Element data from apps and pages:
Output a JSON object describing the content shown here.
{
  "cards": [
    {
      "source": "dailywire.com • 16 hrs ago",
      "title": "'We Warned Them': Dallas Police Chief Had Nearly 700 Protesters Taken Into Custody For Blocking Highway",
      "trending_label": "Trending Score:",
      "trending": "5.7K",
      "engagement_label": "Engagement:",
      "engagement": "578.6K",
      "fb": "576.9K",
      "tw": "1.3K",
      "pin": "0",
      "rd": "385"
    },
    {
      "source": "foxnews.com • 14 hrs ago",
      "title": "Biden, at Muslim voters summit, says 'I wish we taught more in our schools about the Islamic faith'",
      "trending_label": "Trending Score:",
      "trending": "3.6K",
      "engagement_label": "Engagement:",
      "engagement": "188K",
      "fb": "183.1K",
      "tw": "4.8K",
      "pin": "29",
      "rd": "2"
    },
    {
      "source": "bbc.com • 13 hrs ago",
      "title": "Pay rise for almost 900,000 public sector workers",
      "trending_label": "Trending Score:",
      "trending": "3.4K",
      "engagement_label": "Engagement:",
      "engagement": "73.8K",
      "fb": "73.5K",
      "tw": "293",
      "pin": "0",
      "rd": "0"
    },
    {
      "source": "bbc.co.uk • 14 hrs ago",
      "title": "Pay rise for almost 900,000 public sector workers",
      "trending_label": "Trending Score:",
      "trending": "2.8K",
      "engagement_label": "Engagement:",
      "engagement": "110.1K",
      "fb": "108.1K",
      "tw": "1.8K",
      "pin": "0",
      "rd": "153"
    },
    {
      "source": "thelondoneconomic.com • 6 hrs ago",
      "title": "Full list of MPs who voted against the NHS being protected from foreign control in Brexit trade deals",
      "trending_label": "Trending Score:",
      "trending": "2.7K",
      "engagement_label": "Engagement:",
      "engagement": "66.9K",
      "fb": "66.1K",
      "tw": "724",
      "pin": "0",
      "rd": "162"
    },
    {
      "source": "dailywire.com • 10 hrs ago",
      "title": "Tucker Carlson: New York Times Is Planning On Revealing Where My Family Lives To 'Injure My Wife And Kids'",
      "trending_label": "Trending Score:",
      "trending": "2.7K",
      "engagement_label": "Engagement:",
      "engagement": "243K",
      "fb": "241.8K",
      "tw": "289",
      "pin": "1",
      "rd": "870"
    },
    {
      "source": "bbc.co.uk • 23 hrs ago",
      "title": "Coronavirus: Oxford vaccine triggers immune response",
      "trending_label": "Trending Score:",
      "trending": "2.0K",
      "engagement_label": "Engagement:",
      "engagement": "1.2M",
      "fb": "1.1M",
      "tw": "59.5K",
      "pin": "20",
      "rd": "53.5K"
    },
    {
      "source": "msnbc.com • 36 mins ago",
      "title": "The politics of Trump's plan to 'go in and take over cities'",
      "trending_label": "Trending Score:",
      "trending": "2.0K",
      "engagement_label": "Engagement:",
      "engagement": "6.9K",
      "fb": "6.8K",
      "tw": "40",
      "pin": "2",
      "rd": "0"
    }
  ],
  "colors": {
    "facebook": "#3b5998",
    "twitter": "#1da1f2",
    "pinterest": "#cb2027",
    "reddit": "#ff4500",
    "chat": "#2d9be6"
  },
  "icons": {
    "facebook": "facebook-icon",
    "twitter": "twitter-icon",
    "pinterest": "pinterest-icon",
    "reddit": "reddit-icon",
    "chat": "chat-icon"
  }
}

§ **The problem**
Scan the entries above. Copy each line that has the string "dailywire".

§ **Solution for this task**
      "source": "dailywire.com • 16 hrs ago",
      "source": "dailywire.com • 10 hrs ago",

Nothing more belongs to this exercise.